» **Objective**
Continue the article about Brendan Gleeson and his series Mr. Mercedes, picking up after its last sentence.

» **Page extract**
------------------------------------

Brendan Gleeson On The Drive From ‘Braveheart’ To Debut Series Vehicle ‘Mr. Mercedes’

It has been 30 years since Brendan Gleeson faced a career crossroads and chose acting over teaching, beginning a slow build toward a run of great movie performances. He has starred in films ranging from Braveheart to In Bruges, Gangs of New York, 28 Days Later, The Guard, Safe House and several Harry Potter films. Tonight, Gleeson stars in his first major American television series, the Audience Network drama Mr. Mercedes. Gleeson plays Bill Hodges, a retired homicide detective haunted by the one case he couldn’t solve. When he is contacted and taunted by the psycho who mowed down a crowd of people years earlier in a stolen Mercedes, the depressed detective finds a new purpose in his second chance. Based on the Stephen King novel, the 10-episode series was crafted by David E. Kelley and directed by Jack Bender. Gleeson stars with Harry Treadway, Kelly Lynch, Jharrel Jerome, Mary Louise-Parker and Holland Taylor. Gleeson has managed his career while staying in his Dublin birthplace, where his sons are following in the family business led by Domhnall, the Ex-Machina star next seen alongside Tom Cruise in American Made.

------------------------------------

» **Element position data**
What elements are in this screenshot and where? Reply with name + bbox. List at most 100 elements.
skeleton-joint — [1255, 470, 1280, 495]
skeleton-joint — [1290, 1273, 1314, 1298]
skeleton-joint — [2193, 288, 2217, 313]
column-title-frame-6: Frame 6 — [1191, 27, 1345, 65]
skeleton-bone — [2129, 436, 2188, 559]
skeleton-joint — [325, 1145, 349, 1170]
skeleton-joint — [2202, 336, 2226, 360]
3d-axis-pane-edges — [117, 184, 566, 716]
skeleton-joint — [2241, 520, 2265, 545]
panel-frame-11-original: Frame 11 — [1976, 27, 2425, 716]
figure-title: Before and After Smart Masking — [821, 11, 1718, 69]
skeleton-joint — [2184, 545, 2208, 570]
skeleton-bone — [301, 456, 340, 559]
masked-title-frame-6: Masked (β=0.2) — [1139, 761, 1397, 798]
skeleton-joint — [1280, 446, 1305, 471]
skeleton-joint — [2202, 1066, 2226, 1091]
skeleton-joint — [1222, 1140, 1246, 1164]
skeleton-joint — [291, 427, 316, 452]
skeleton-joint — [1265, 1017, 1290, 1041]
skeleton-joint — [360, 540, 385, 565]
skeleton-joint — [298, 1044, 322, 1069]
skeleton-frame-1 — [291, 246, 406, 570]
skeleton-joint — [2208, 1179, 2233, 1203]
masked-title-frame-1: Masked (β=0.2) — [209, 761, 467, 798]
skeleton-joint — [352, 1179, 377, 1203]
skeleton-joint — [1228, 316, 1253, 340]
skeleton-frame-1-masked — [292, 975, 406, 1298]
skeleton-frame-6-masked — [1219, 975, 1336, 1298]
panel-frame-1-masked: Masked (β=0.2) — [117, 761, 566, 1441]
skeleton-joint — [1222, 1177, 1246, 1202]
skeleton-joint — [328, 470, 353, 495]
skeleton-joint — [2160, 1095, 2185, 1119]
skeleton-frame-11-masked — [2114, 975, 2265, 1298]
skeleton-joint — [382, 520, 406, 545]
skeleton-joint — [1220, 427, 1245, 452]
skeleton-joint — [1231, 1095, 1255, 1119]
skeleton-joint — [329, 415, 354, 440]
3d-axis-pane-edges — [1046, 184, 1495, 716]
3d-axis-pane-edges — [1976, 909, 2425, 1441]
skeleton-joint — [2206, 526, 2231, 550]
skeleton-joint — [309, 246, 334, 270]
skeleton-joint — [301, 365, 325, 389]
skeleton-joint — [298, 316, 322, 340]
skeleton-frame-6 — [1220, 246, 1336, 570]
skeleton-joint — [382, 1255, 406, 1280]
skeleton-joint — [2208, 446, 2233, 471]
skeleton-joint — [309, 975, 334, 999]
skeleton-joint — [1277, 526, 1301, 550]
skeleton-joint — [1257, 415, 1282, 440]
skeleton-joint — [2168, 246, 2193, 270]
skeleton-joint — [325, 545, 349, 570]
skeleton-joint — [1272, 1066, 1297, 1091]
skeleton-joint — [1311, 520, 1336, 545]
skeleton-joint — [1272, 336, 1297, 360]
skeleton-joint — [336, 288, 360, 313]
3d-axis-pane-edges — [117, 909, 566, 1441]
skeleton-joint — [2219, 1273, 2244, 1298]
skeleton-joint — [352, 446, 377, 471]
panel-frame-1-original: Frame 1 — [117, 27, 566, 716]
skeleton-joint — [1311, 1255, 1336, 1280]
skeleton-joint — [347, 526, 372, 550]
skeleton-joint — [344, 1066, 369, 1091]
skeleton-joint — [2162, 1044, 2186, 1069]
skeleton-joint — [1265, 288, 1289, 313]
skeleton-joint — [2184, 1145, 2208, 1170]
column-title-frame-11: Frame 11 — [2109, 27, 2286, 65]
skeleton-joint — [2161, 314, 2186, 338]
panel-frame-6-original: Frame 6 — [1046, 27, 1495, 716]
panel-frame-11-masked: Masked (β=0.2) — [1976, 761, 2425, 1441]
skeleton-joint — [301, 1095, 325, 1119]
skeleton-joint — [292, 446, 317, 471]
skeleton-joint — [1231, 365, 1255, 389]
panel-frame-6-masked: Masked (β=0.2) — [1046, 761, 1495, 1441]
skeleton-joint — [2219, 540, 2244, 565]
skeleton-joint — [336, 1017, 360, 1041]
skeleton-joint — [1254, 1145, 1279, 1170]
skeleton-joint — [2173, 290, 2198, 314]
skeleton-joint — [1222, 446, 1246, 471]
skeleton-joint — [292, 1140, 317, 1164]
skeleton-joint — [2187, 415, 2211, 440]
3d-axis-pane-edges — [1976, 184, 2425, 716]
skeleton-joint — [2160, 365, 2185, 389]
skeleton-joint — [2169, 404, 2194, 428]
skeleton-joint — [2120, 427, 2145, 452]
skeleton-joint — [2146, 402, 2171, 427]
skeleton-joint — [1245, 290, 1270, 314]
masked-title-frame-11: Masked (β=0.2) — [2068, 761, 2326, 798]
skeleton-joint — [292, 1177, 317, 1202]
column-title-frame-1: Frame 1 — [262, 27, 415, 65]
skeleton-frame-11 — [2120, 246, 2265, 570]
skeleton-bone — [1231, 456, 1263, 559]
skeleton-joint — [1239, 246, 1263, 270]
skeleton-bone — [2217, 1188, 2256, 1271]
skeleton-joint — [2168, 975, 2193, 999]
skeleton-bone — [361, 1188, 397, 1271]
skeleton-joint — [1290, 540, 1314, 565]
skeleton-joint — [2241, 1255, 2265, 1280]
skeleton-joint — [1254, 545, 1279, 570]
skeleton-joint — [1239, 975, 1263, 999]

------------------------------------

» **Answer to this task**
DEADLINE: When l read Mr. Mercedes, I don’t remember the retired detective having an Irish brogue in Ohio.
GLEESON: You probably don’t remember that from the book because it wasn’t there. And we didn’t decide to do it until day one of shooting. There was a lot of to and fro regarding that. I was kind of keen to avoid it at the beginning because I thought Hodges was an American every man. David E. Kelley kind of liked it. Jack Bender was either way about it, but both asked me to consider it. Really, it was only when I got here in January and you realize, there’s so many people here from various places. You can still be an American every man, even having come from a different country. Once I rounded that hidden corner, a friend of mine asked, “Look, would it not leave less in the way if I use my own accent, and allowed the Americanism to move into it?’ Which is what I decided to do. I find when I come here for example that I speak a little more slowly than I would at home and some of my vowels get elongated in various ways. My kids always used to slag me about it. You simulate certain sounds in order to be understood. I decided that that’s where he could be placed. There are a lot of people over here who have not change their accents in 40 years. I decided to be one of those with a little modulation.

DEADLINE: We see British actors like Idris Elba lose their accents when playing Americans. Can you lose your own accent?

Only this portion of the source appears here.